Write out the entire listing below exactly, with the pictures left out.

--------

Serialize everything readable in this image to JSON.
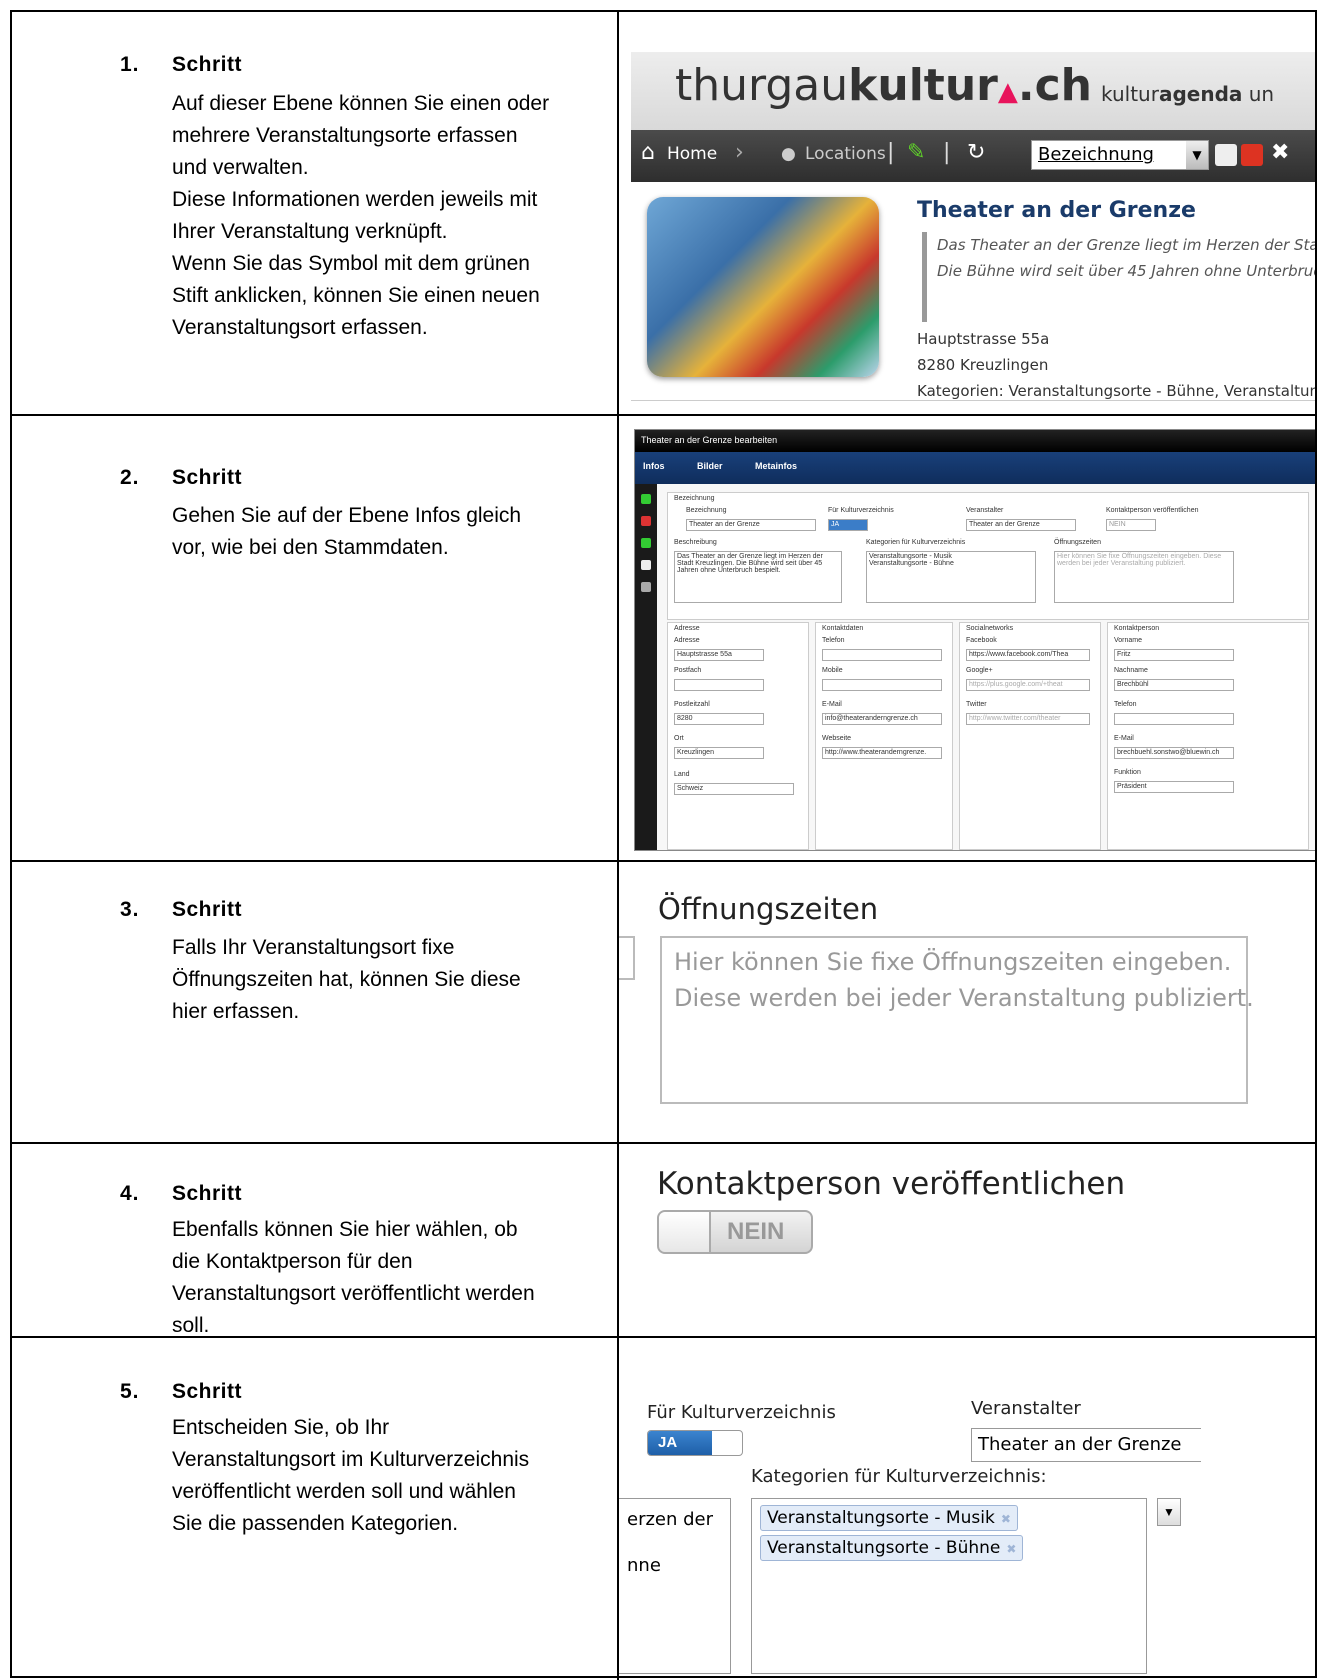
{
  "steps": [
    {
      "num": "1.",
      "title": "Schritt",
      "text": "Auf dieser Ebene können Sie einen oder\nmehrere Veranstaltungsorte erfassen\nund verwalten.\nDiese Informationen werden jeweils mit\nIhrer Veranstaltung verknüpft.\nWenn Sie das Symbol mit dem grünen\nStift anklicken, können Sie einen neuen\nVeranstaltungsort erfassen."
    },
    {
      "num": "2.",
      "title": "Schritt",
      "text": "Gehen Sie auf der Ebene Infos gleich\nvor, wie bei den Stammdaten."
    },
    {
      "num": "3.",
      "title": "Schritt",
      "text": "Falls Ihr Veranstaltungsort fixe\nÖffnungszeiten hat, können Sie diese\nhier erfassen."
    },
    {
      "num": "4.",
      "title": "Schritt",
      "text": "Ebenfalls können Sie hier wählen, ob\ndie Kontaktperson für den\nVeranstaltungsort veröffentlicht werden\nsoll."
    },
    {
      "num": "5.",
      "title": "Schritt",
      "text": "Entscheiden Sie, ob Ihr\nVeranstaltungsort im Kulturverzeichnis\nveröffentlicht werden soll und wählen\nSie die passenden Kategorien."
    }
  ],
  "shot1": {
    "logo_a": "thurgau",
    "logo_b": "kultur",
    "logo_c": ".ch",
    "agenda_a": "kultur",
    "agenda_b": "agenda",
    "agenda_c": " un",
    "nav_home": "Home",
    "nav_locations": "Locations",
    "select_value": "Bezeichnung",
    "venue_title": "Theater an der Grenze",
    "venue_desc": "Das Theater an der Grenze liegt im Herzen der Stadt\nDie Bühne wird seit über 45 Jahren ohne Unterbruch",
    "venue_addr": "Hauptstrasse 55a\n8280 Kreuzlingen\nKategorien: Veranstaltungsorte - Bühne, Veranstaltungs"
  },
  "shot2": {
    "window_title": "Theater an der Grenze bearbeiten",
    "tab_infos": "Infos",
    "tab_bilder": "Bilder",
    "tab_meta": "Metainfos",
    "section_bezeichnung": "Bezeichnung",
    "lbl_bezeichnung": "Bezeichnung",
    "val_bezeichnung": "Theater an der Grenze",
    "lbl_kulturverzeichnis": "Für Kulturverzeichnis",
    "val_kulturverzeichnis": "JA",
    "lbl_veranstalter": "Veranstalter",
    "val_veranstalter": "Theater an der Grenze",
    "lbl_kontakt_pub": "Kontaktperson veröffentlichen",
    "val_kontakt_pub": "NEIN",
    "lbl_beschreibung": "Beschreibung",
    "val_beschreibung": "Das Theater an der Grenze liegt im Herzen der Stadt Kreuzlingen. Die Bühne wird seit über 45 Jahren ohne Unterbruch bespielt.",
    "lbl_kategorien": "Kategorien für Kulturverzeichnis",
    "val_kat1": "Veranstaltungsorte - Musik",
    "val_kat2": "Veranstaltungsorte - Bühne",
    "lbl_oeffnung": "Öffnungszeiten",
    "val_oeffnung": "Hier können Sie fixe Öffnungszeiten eingeben. Diese werden bei jeder Veranstaltung publiziert.",
    "sec_adresse": "Adresse",
    "sec_kontaktdaten": "Kontaktdaten",
    "sec_social": "Socialnetworks",
    "sec_kontaktperson": "Kontaktperson",
    "lbl_adresse": "Adresse",
    "val_adresse": "Hauptstrasse 55a",
    "lbl_postfach": "Postfach",
    "lbl_plz": "Postleitzahl",
    "val_plz": "8280",
    "lbl_ort": "Ort",
    "val_ort": "Kreuzlingen",
    "lbl_land": "Land",
    "val_land": "Schweiz",
    "lbl_telefon": "Telefon",
    "lbl_mobile": "Mobile",
    "lbl_email": "E-Mail",
    "val_email": "info@theateranderngrenze.ch",
    "lbl_webseite": "Webseite",
    "val_webseite": "http://www.theateranderngrenze.",
    "lbl_facebook": "Facebook",
    "val_facebook": "https://www.facebook.com/Thea",
    "lbl_google": "Google+",
    "val_google": "https://plus.google.com/+theat",
    "lbl_twitter": "Twitter",
    "val_twitter": "http://www.twitter.com/theater",
    "lbl_vorname": "Vorname",
    "val_vorname": "Fritz",
    "lbl_nachname": "Nachname",
    "val_nachname": "Brechbühl",
    "lbl_telefon2": "Telefon",
    "lbl_email2": "E-Mail",
    "val_email2": "brechbuehl.sonstwo@bluewin.ch",
    "lbl_funktion": "Funktion",
    "val_funktion": "Präsident"
  },
  "shot3": {
    "title": "Öffnungszeiten",
    "placeholder": "Hier können Sie fixe Öffnungszeiten eingeben.\nDiese werden bei jeder Veranstaltung publiziert."
  },
  "shot4": {
    "title": "Kontaktperson veröffentlichen",
    "toggle_label": "NEIN"
  },
  "shot5": {
    "lbl_kulturverzeichnis": "Für Kulturverzeichnis",
    "toggle_value": "JA",
    "lbl_veranstalter": "Veranstalter",
    "val_veranstalter": "Theater an der Grenze",
    "lbl_kategorien": "Kategorien für Kulturverzeichnis:",
    "desc_line1": "erzen der",
    "desc_line2": "nne",
    "tag1": "Veranstaltungsorte - Musik",
    "tag2": "Veranstaltungsorte - Bühne"
  }
}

--------

WRITTEN ANSWER —
Serialize everything readable in this image to JSON.
{
  "steps": [
    {
      "num": "1.",
      "title": "Schritt",
      "text": "Auf dieser Ebene können Sie einen oder\nmehrere Veranstaltungsorte erfassen\nund verwalten.\nDiese Informationen werden jeweils mit\nIhrer Veranstaltung verknüpft.\nWenn Sie das Symbol mit dem grünen\nStift anklicken, können Sie einen neuen\nVeranstaltungsort erfassen."
    },
    {
      "num": "2.",
      "title": "Schritt",
      "text": "Gehen Sie auf der Ebene Infos gleich\nvor, wie bei den Stammdaten."
    },
    {
      "num": "3.",
      "title": "Schritt",
      "text": "Falls Ihr Veranstaltungsort fixe\nÖffnungszeiten hat, können Sie diese\nhier erfassen."
    },
    {
      "num": "4.",
      "title": "Schritt",
      "text": "Ebenfalls können Sie hier wählen, ob\ndie Kontaktperson für den\nVeranstaltungsort veröffentlicht werden\nsoll."
    },
    {
      "num": "5.",
      "title": "Schritt",
      "text": "Entscheiden Sie, ob Ihr\nVeranstaltungsort im Kulturverzeichnis\nveröffentlicht werden soll und wählen\nSie die passenden Kategorien."
    }
  ],
  "shot1": {
    "logo_a": "thurgau",
    "logo_b": "kultur",
    "logo_c": ".ch",
    "agenda_a": "kultur",
    "agenda_b": "agenda",
    "agenda_c": " un",
    "nav_home": "Home",
    "nav_locations": "Locations",
    "select_value": "Bezeichnung",
    "venue_title": "Theater an der Grenze",
    "venue_desc": "Das Theater an der Grenze liegt im Herzen der Stadt\nDie Bühne wird seit über 45 Jahren ohne Unterbruch",
    "venue_addr": "Hauptstrasse 55a\n8280 Kreuzlingen\nKategorien: Veranstaltungsorte - Bühne, Veranstaltungs"
  },
  "shot2": {
    "window_title": "Theater an der Grenze bearbeiten",
    "tab_infos": "Infos",
    "tab_bilder": "Bilder",
    "tab_meta": "Metainfos",
    "section_bezeichnung": "Bezeichnung",
    "lbl_bezeichnung": "Bezeichnung",
    "val_bezeichnung": "Theater an der Grenze",
    "lbl_kulturverzeichnis": "Für Kulturverzeichnis",
    "val_kulturverzeichnis": "JA",
    "lbl_veranstalter": "Veranstalter",
    "val_veranstalter": "Theater an der Grenze",
    "lbl_kontakt_pub": "Kontaktperson veröffentlichen",
    "val_kontakt_pub": "NEIN",
    "lbl_beschreibung": "Beschreibung",
    "val_beschreibung": "Das Theater an der Grenze liegt im Herzen der Stadt Kreuzlingen. Die Bühne wird seit über 45 Jahren ohne Unterbruch bespielt.",
    "lbl_kategorien": "Kategorien für Kulturverzeichnis",
    "val_kat1": "Veranstaltungsorte - Musik",
    "val_kat2": "Veranstaltungsorte - Bühne",
    "lbl_oeffnung": "Öffnungszeiten",
    "val_oeffnung": "Hier können Sie fixe Öffnungszeiten eingeben. Diese werden bei jeder Veranstaltung publiziert.",
    "sec_adresse": "Adresse",
    "sec_kontaktdaten": "Kontaktdaten",
    "sec_social": "Socialnetworks",
    "sec_kontaktperson": "Kontaktperson",
    "lbl_adresse": "Adresse",
    "val_adresse": "Hauptstrasse 55a",
    "lbl_postfach": "Postfach",
    "lbl_plz": "Postleitzahl",
    "val_plz": "8280",
    "lbl_ort": "Ort",
    "val_ort": "Kreuzlingen",
    "lbl_land": "Land",
    "val_land": "Schweiz",
    "lbl_telefon": "Telefon",
    "lbl_mobile": "Mobile",
    "lbl_email": "E-Mail",
    "val_email": "info@theateranderngrenze.ch",
    "lbl_webseite": "Webseite",
    "val_webseite": "http://www.theateranderngrenze.",
    "lbl_facebook": "Facebook",
    "val_facebook": "https://www.facebook.com/Thea",
    "lbl_google": "Google+",
    "val_google": "https://plus.google.com/+theat",
    "lbl_twitter": "Twitter",
    "val_twitter": "http://www.twitter.com/theater",
    "lbl_vorname": "Vorname",
    "val_vorname": "Fritz",
    "lbl_nachname": "Nachname",
    "val_nachname": "Brechbühl",
    "lbl_telefon2": "Telefon",
    "lbl_email2": "E-Mail",
    "val_email2": "brechbuehl.sonstwo@bluewin.ch",
    "lbl_funktion": "Funktion",
    "val_funktion": "Präsident"
  },
  "shot3": {
    "title": "Öffnungszeiten",
    "placeholder": "Hier können Sie fixe Öffnungszeiten eingeben.\nDiese werden bei jeder Veranstaltung publiziert."
  },
  "shot4": {
    "title": "Kontaktperson veröffentlichen",
    "toggle_label": "NEIN"
  },
  "shot5": {
    "lbl_kulturverzeichnis": "Für Kulturverzeichnis",
    "toggle_value": "JA",
    "lbl_veranstalter": "Veranstalter",
    "val_veranstalter": "Theater an der Grenze",
    "lbl_kategorien": "Kategorien für Kulturverzeichnis:",
    "desc_line1": "erzen der",
    "desc_line2": "nne",
    "tag1": "Veranstaltungsorte - Musik",
    "tag2": "Veranstaltungsorte - Bühne"
  }
}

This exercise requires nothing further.